### To do
Transcribe each of the records below exactly, excluding all pictures.

───── Task data ─────

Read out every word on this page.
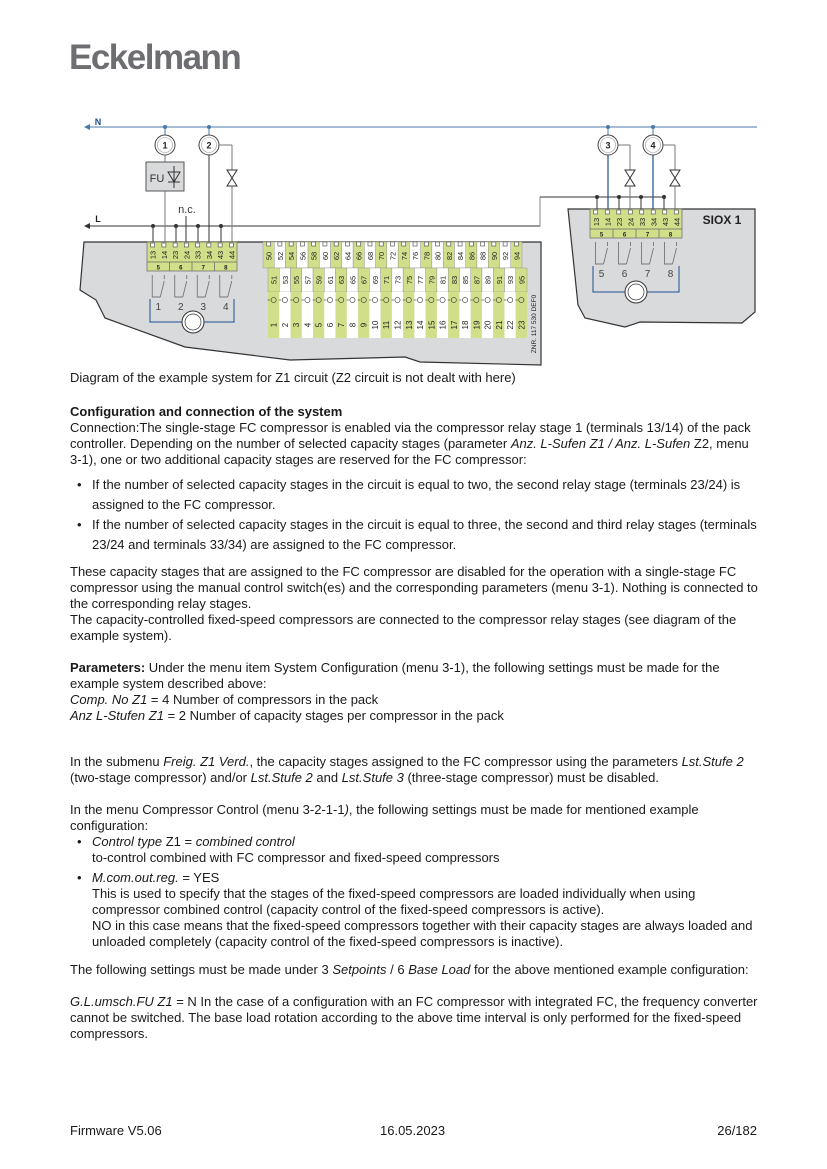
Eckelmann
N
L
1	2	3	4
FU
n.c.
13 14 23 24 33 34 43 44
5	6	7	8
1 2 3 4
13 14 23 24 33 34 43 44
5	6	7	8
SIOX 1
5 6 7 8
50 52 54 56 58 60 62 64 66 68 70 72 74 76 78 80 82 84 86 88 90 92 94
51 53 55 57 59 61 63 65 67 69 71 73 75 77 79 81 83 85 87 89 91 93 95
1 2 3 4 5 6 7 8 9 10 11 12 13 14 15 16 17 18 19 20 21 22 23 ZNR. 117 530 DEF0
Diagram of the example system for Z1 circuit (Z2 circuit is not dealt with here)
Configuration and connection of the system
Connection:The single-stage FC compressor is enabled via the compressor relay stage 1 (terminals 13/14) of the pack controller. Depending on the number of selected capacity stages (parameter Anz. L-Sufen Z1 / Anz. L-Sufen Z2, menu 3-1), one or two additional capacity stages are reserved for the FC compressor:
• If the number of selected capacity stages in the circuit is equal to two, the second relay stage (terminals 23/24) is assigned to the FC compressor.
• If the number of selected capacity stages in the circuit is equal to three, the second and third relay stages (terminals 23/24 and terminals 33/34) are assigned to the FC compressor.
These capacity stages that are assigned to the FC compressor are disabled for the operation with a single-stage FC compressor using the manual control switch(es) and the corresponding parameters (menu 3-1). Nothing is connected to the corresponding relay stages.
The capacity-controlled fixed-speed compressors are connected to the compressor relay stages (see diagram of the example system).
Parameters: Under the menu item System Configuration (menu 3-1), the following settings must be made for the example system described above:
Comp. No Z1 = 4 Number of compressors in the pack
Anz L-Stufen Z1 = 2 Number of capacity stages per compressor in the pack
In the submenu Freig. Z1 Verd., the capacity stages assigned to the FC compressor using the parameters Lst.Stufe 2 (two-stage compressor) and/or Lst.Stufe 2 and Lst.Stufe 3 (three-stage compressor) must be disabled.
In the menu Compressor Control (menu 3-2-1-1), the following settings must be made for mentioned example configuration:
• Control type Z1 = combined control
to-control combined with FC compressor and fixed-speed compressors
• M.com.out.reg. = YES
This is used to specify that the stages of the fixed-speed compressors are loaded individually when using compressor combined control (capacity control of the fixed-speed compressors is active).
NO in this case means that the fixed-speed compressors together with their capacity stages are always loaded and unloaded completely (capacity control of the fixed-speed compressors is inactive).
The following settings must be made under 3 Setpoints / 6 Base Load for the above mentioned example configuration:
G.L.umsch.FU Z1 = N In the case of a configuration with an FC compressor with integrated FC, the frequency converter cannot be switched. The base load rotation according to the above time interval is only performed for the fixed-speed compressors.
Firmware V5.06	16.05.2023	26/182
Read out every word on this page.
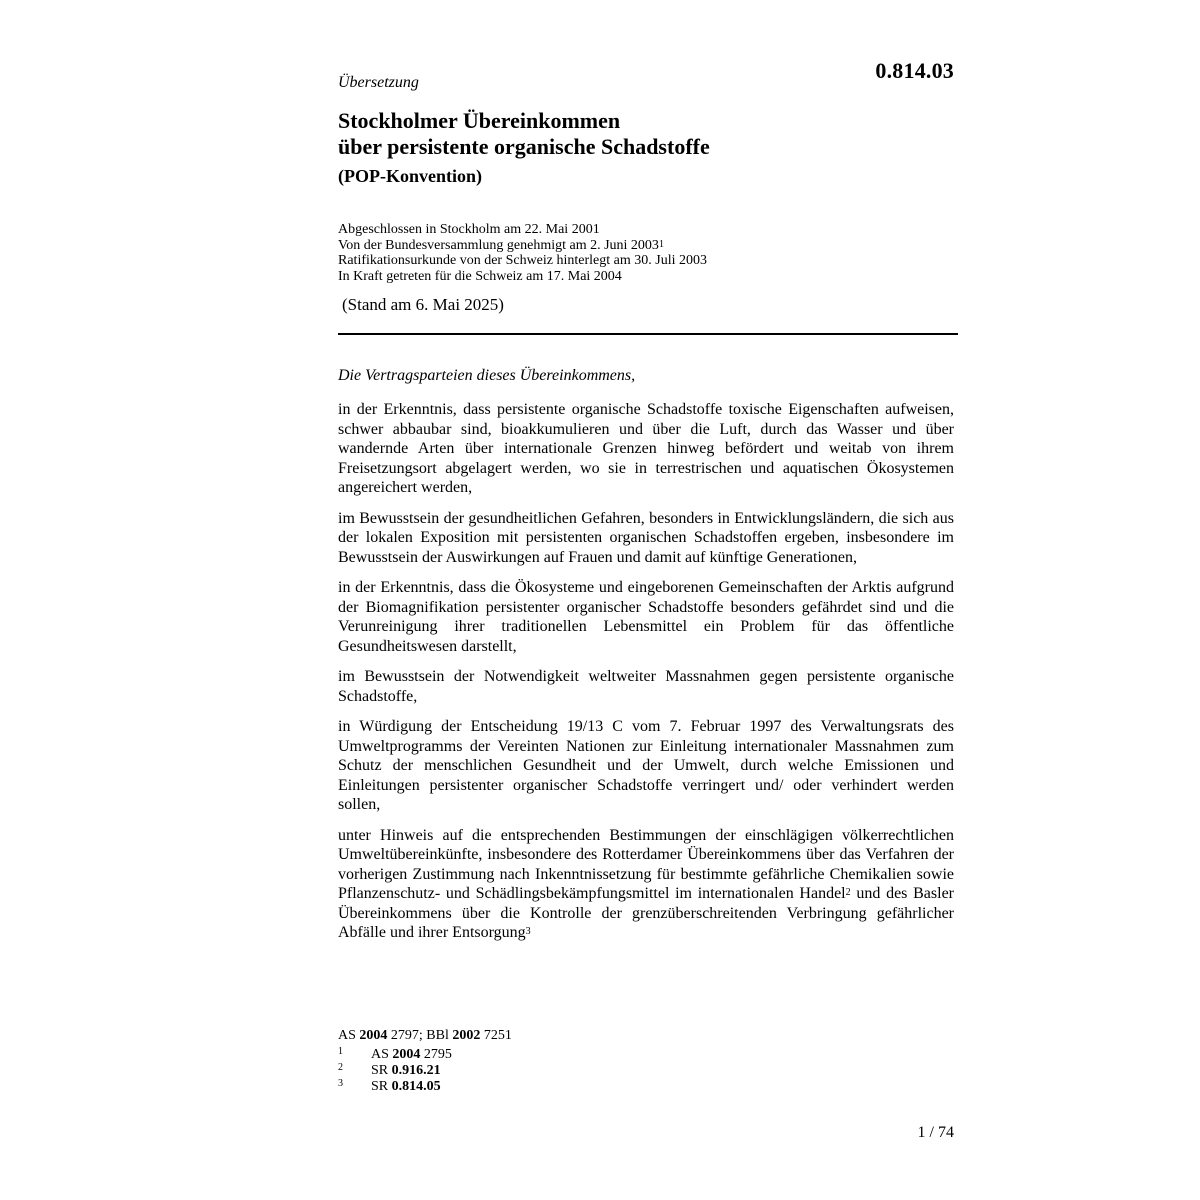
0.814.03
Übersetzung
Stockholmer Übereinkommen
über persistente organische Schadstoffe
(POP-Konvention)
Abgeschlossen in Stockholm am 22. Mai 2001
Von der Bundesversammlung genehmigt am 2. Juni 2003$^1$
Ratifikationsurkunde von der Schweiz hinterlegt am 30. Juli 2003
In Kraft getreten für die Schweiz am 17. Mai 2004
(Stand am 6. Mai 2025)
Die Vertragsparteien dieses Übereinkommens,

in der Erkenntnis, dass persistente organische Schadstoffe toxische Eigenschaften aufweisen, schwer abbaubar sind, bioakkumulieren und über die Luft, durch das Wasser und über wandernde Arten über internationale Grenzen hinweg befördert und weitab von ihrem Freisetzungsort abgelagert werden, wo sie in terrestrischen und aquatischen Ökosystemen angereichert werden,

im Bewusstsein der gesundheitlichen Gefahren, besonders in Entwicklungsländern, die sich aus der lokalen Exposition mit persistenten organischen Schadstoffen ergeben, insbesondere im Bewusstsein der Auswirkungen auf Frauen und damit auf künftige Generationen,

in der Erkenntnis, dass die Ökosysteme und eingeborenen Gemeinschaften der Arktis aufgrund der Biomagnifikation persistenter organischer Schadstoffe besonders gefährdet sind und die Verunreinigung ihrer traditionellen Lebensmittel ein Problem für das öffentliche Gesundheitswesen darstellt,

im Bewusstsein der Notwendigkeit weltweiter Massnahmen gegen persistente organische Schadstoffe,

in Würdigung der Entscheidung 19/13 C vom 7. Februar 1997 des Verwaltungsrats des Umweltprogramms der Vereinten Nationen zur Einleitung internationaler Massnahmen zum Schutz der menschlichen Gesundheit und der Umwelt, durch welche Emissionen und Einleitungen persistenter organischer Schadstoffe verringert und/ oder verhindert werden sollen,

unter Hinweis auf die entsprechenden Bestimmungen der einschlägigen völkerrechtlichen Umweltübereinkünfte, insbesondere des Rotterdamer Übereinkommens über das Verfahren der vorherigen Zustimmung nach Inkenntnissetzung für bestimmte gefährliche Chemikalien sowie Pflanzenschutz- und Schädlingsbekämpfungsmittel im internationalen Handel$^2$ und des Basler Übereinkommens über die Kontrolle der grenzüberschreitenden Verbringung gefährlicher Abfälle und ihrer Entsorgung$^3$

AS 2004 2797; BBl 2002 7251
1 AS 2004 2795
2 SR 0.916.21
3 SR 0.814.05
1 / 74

─────

### Final result
Read out every word on this page.
Eckelmann
N
L
1	2	3	4
FU
n.c.
13 14 23 24 33 34 43 44
5	6	7	8
1 2 3 4
13 14 23 24 33 34 43 44
5	6	7	8
SIOX 1
5 6 7 8
50 52 54 56 58 60 62 64 66 68 70 72 74 76 78 80 82 84 86 88 90 92 94
51 53 55 57 59 61 63 65 67 69 71 73 75 77 79 81 83 85 87 89 91 93 95
1 2 3 4 5 6 7 8 9 10 11 12 13 14 15 16 17 18 19 20 21 22 23 ZNR. 117 530 DEF0
Diagram of the example system for Z1 circuit (Z2 circuit is not dealt with here)
Configuration and connection of the system
Connection:The single-stage FC compressor is enabled via the compressor relay stage 1 (terminals 13/14) of the pack controller. Depending on the number of selected capacity stages (parameter Anz. L-Sufen Z1 / Anz. L-Sufen Z2, menu 3-1), one or two additional capacity stages are reserved for the FC compressor:
• If the number of selected capacity stages in the circuit is equal to two, the second relay stage (terminals 23/24) is assigned to the FC compressor.
• If the number of selected capacity stages in the circuit is equal to three, the second and third relay stages (terminals 23/24 and terminals 33/34) are assigned to the FC compressor.
These capacity stages that are assigned to the FC compressor are disabled for the operation with a single-stage FC compressor using the manual control switch(es) and the corresponding parameters (menu 3-1). Nothing is connected to the corresponding relay stages.
The capacity-controlled fixed-speed compressors are connected to the compressor relay stages (see diagram of the example system).
Parameters: Under the menu item System Configuration (menu 3-1), the following settings must be made for the example system described above:
Comp. No Z1 = 4 Number of compressors in the pack
Anz L-Stufen Z1 = 2 Number of capacity stages per compressor in the pack
In the submenu Freig. Z1 Verd., the capacity stages assigned to the FC compressor using the parameters Lst.Stufe 2 (two-stage compressor) and/or Lst.Stufe 2 and Lst.Stufe 3 (three-stage compressor) must be disabled.
In the menu Compressor Control (menu 3-2-1-1), the following settings must be made for mentioned example configuration:
• Control type Z1 = combined control
to-control combined with FC compressor and fixed-speed compressors
• M.com.out.reg. = YES
This is used to specify that the stages of the fixed-speed compressors are loaded individually when using compressor combined control (capacity control of the fixed-speed compressors is active).
NO in this case means that the fixed-speed compressors together with their capacity stages are always loaded and unloaded completely (capacity control of the fixed-speed compressors is inactive).
The following settings must be made under 3 Setpoints / 6 Base Load for the above mentioned example configuration:
G.L.umsch.FU Z1 = N In the case of a configuration with an FC compressor with integrated FC, the frequency converter cannot be switched. The base load rotation according to the above time interval is only performed for the fixed-speed compressors.
Firmware V5.06	16.05.2023	26/182
Read out every word on this page.
0.814.03
Übersetzung
Stockholmer Übereinkommen
über persistente organische Schadstoffe
(POP-Konvention)
Abgeschlossen in Stockholm am 22. Mai 2001
Von der Bundesversammlung genehmigt am 2. Juni 2003$^1$
Ratifikationsurkunde von der Schweiz hinterlegt am 30. Juli 2003
In Kraft getreten für die Schweiz am 17. Mai 2004
(Stand am 6. Mai 2025)
Die Vertragsparteien dieses Übereinkommens,

in der Erkenntnis, dass persistente organische Schadstoffe toxische Eigenschaften aufweisen, schwer abbaubar sind, bioakkumulieren und über die Luft, durch das Wasser und über wandernde Arten über internationale Grenzen hinweg befördert und weitab von ihrem Freisetzungsort abgelagert werden, wo sie in terrestrischen und aquatischen Ökosystemen angereichert werden,

im Bewusstsein der gesundheitlichen Gefahren, besonders in Entwicklungsländern, die sich aus der lokalen Exposition mit persistenten organischen Schadstoffen ergeben, insbesondere im Bewusstsein der Auswirkungen auf Frauen und damit auf künftige Generationen,

in der Erkenntnis, dass die Ökosysteme und eingeborenen Gemeinschaften der Arktis aufgrund der Biomagnifikation persistenter organischer Schadstoffe besonders gefährdet sind und die Verunreinigung ihrer traditionellen Lebensmittel ein Problem für das öffentliche Gesundheitswesen darstellt,

im Bewusstsein der Notwendigkeit weltweiter Massnahmen gegen persistente organische Schadstoffe,

in Würdigung der Entscheidung 19/13 C vom 7. Februar 1997 des Verwaltungsrats des Umweltprogramms der Vereinten Nationen zur Einleitung internationaler Massnahmen zum Schutz der menschlichen Gesundheit und der Umwelt, durch welche Emissionen und Einleitungen persistenter organischer Schadstoffe verringert und/ oder verhindert werden sollen,

unter Hinweis auf die entsprechenden Bestimmungen der einschlägigen völkerrechtlichen Umweltübereinkünfte, insbesondere des Rotterdamer Übereinkommens über das Verfahren der vorherigen Zustimmung nach Inkenntnissetzung für bestimmte gefährliche Chemikalien sowie Pflanzenschutz- und Schädlingsbekämpfungsmittel im internationalen Handel$^2$ und des Basler Übereinkommens über die Kontrolle der grenzüberschreitenden Verbringung gefährlicher Abfälle und ihrer Entsorgung$^3$

AS 2004 2797; BBl 2002 7251
1 AS 2004 2795
2 SR 0.916.21
3 SR 0.814.05
1 / 74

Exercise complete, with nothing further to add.